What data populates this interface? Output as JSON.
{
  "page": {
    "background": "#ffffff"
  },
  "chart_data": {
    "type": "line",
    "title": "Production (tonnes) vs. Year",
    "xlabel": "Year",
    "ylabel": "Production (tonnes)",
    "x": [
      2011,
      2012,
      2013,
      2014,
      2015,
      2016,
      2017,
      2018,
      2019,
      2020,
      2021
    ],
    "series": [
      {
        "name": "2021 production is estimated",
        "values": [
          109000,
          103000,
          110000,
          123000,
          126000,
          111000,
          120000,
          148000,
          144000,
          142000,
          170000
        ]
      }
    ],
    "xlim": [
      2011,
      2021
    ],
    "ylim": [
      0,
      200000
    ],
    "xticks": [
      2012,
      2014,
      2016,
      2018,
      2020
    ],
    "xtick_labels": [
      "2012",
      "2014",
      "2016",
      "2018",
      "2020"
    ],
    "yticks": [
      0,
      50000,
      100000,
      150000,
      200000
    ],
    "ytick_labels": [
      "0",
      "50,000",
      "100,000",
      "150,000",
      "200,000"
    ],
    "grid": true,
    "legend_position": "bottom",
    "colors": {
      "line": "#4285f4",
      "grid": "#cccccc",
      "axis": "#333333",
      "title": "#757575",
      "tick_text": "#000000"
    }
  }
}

---

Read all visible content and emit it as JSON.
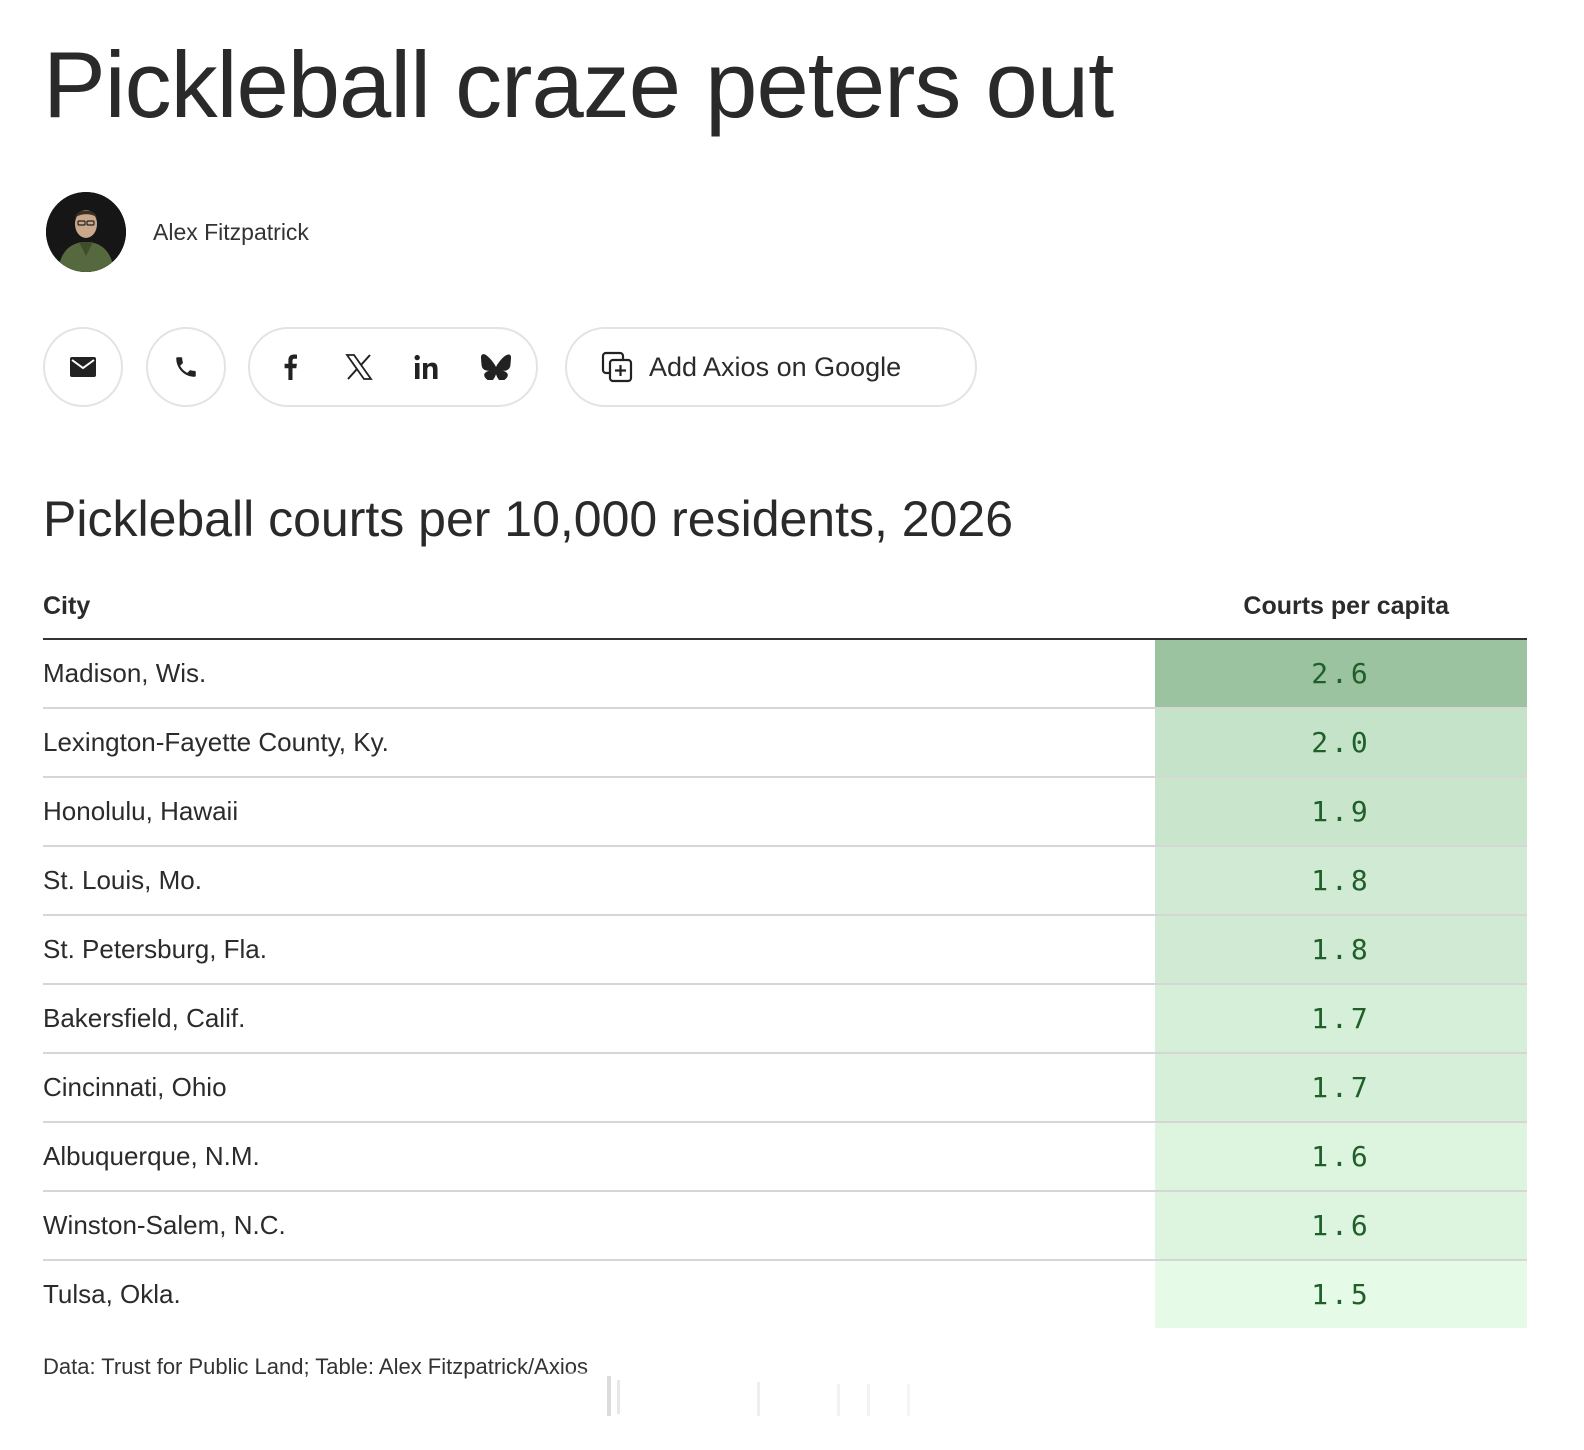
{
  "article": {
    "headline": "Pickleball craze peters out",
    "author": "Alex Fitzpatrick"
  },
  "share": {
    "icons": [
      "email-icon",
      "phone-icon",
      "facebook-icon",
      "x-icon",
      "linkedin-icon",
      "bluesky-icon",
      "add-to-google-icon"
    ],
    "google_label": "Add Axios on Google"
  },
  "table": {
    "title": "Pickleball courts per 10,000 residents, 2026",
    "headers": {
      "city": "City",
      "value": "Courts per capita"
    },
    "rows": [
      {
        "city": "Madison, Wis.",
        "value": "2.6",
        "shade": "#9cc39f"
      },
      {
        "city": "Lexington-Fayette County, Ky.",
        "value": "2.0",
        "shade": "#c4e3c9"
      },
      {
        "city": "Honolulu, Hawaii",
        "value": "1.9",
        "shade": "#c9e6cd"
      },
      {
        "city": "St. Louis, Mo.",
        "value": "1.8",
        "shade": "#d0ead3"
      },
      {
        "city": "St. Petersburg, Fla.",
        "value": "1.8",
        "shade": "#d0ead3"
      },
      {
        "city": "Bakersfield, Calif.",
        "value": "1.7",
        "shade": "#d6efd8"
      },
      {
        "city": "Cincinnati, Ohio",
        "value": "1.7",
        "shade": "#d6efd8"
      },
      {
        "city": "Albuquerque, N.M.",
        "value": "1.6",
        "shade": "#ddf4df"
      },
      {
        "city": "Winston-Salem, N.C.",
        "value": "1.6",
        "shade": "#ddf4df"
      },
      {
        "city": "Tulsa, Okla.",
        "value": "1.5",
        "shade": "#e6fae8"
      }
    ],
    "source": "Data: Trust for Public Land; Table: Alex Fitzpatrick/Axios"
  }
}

Direction: Determine the number of lines in the listing that hold the word "shade", and supply that number and nothing further.

Output of the task: 10